- _文章_
问题
I was wanting to pull data from about 1500 remote Oracle tables with Spark, and I want to have a multi-threaded application that picks up a table per thread or maybe 10 tables per thread and launches a spark job to read from their respective tables.
From official spark site https://spark.apache.org/docs/latest/job-scheduling.html it's clear that this can work...
...cluster managers that Spark runs on provide facilities for scheduling across applications. Second, within each Spark application, multiple “jobs” (Spark actions) may be running concurrently if they were submitted by different threads. This is common if your application is serving requests over the network. Spark includes a fair scheduler to schedule resources within each SparkContext.
However you might have noticed in this SO post Concurrent job Execution in Spark that there was no accepted answer on this similar question and the most upvoted answer starts with
This is not really in the spirit of Spark
- Everyone knows it's not in the "spirit" of Spark
- Who cares what is the spirit of Spark? That doesn't actually mean anything
Has anyone gotten something like this to work before? Did you have to do anything special? Just wanted some pointers before I wasted a lot of work hours prototyping. I would really appreciate any help on this!

- _任务要求_
上面这篇文章里，作者打算用Spark从大约多少张远程Oracle表中拉取数据？

- _数据摘录_
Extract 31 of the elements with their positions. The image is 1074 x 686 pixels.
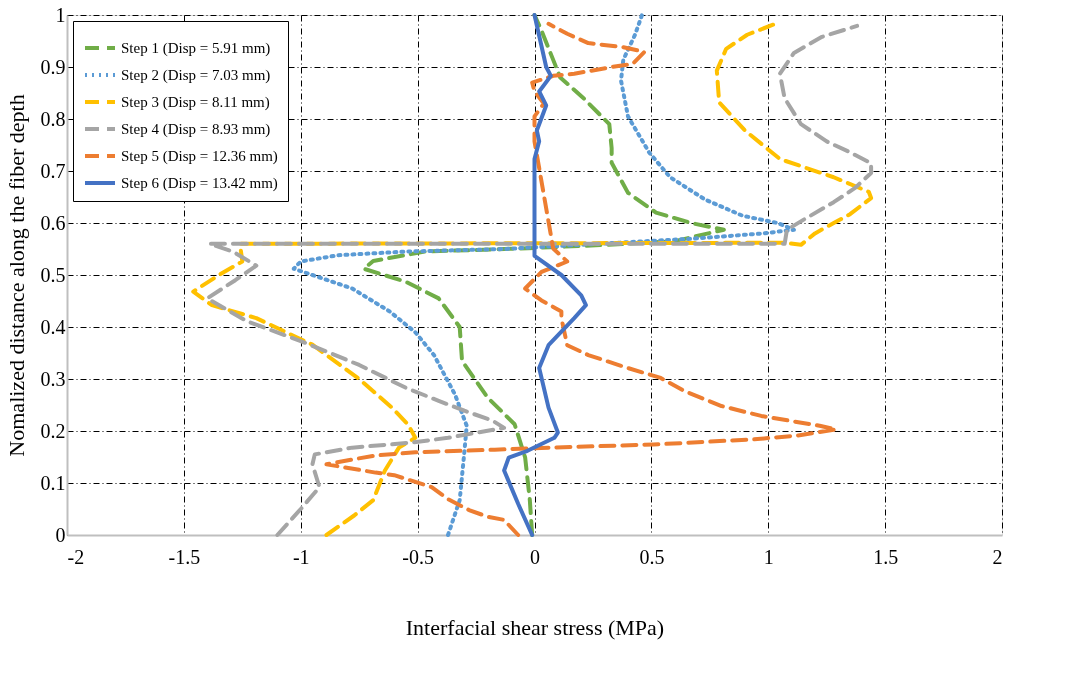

- _本题答案_
大约1500张。